INSTRUCCIONES DE LA TAREA:
Devuelve literalmente el pasaje del texto sobre Franco y el Estado de Bienestar que va entre "Durante el llamado segundo" y "la del Tercero.", ambos incluidos.

FRAGMENTO DEL TEXTO:
※
Franco y el Estado de Bienestar

por José Luis Ibáñez Salas


 

Durante el llamado segundo franquismoel desarrollismo promovido por los tecnócratas, con Laureano López Rodó a la cabeza desde que en 1962 se convirtiera en comisario del Plan de Desarrollo Económico, arrancó en diciembre de 1963 con la promulgación del Plan de Desarrollo económico y social para el periodo 1964-1967, el conocido como Primer Plan de Desarrollo, y continuó en febrero de 1969 con la del Segundo Plan de Desarrollo y en 1972 con la del Tercero.

En palabras del historiador Juan Pablo Fusi, lo que buscaba esa política era que la modernización y la prosperidad “garantizasen la paz pública y eliminasen los riesgos de tensiones y enfrentamientos sociales” con el objeto de facilitar “la continuidad del régimen”.

Y aunque esa política no logró esa paz pública, España vivió por vez primera una auténtica prosperidad que alcanzó a casi la población entera hasta convertirse en una auténtica sociedad de consumo. Ese “milagro económico” que provocó una “vertiginosa revolución española del consumo” (Nigel Townson dixit) fue de una intensidad mayor que el italiano, por ejemplo. Si en el contexto de los países del Mediterráneo su economía era la más poderosa salvo la italiana, se puede afirmar además sin lugar a dudas que, en 1975, España ya había ingresado en el elitista “Primer Mundo” y se hallaba inmersa en el llamado “estilo de vida occidental”.
※
MATERIAL PROPORCIONADO:
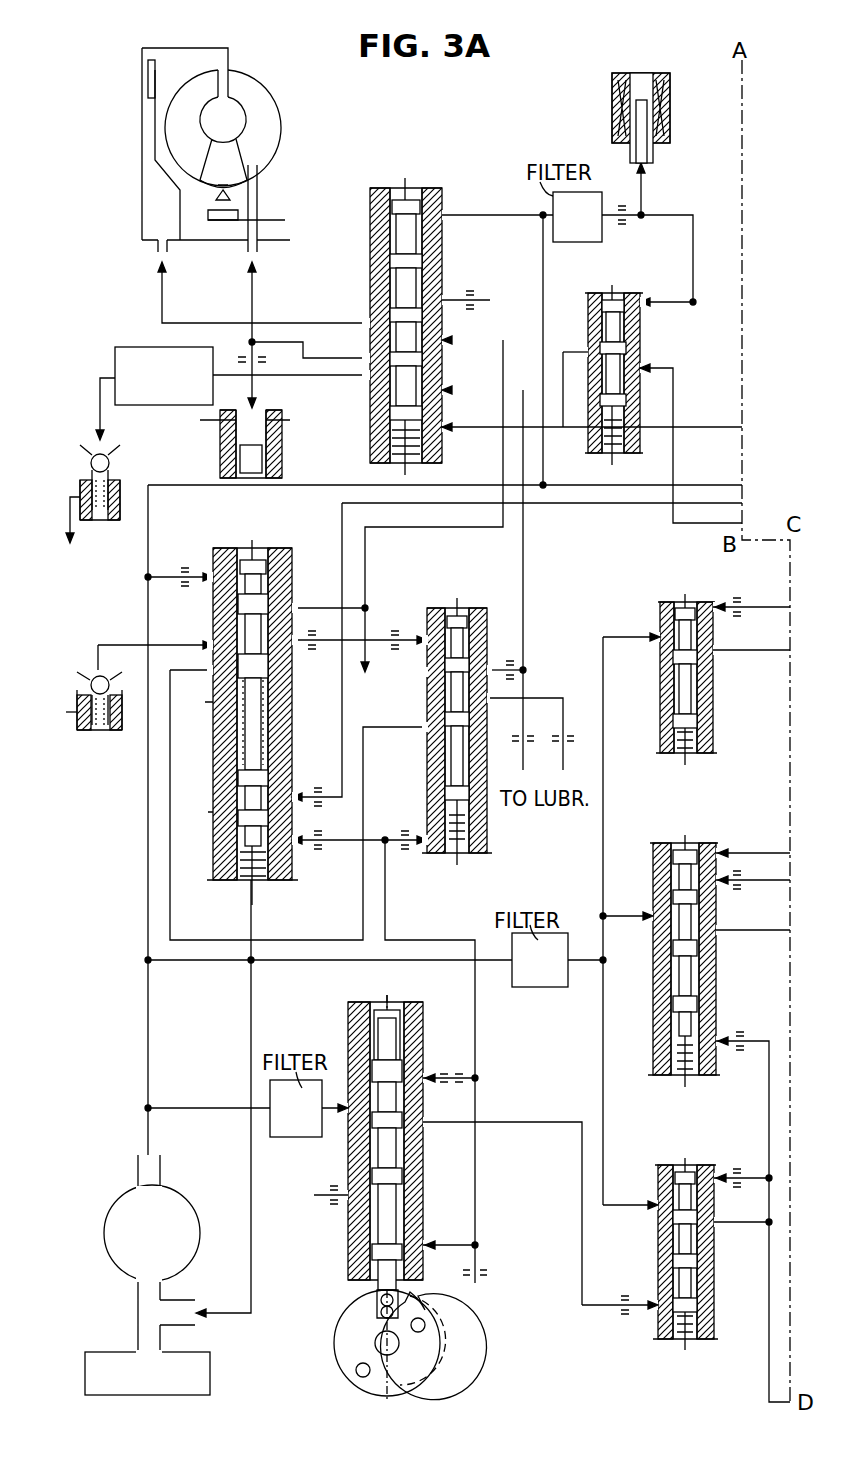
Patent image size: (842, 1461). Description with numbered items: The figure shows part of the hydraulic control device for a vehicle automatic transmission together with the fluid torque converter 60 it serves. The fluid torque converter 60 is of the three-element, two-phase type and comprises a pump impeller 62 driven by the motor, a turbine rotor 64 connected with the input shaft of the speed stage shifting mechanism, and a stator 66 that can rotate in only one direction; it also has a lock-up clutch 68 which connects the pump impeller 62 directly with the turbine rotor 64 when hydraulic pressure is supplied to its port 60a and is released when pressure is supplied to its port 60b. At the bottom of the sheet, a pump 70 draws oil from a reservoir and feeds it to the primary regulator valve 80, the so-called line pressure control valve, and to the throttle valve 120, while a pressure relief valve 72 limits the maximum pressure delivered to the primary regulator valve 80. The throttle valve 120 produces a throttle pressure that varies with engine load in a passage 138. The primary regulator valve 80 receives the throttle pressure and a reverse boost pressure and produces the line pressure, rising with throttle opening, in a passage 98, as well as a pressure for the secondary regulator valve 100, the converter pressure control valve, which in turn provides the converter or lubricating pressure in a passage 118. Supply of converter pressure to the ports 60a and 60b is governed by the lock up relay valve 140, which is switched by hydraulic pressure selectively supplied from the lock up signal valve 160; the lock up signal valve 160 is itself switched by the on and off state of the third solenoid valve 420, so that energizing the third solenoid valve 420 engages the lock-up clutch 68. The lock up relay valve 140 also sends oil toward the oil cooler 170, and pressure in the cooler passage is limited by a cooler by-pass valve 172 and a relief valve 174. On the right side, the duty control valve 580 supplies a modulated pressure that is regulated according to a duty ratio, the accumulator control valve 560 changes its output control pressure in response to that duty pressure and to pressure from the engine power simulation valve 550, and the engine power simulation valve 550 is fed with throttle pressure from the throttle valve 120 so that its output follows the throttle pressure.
※
RESULTADO DEL EJERCICIO:
Durante el llamado segundo franquismoel desarrollismo promovido por los tecnócratas, con Laureano López Rodó a la cabeza desde que en 1962 se convirtiera en comisario del Plan de Desarrollo Económico, arrancó en diciembre de 1963 con la promulgación del Plan de Desarrollo económico y social para el periodo 1964-1967, el conocido como Primer Plan de Desarrollo, y continuó en febrero de 1969 con la del Segundo Plan de Desarrollo y en 1972 con la del Tercero.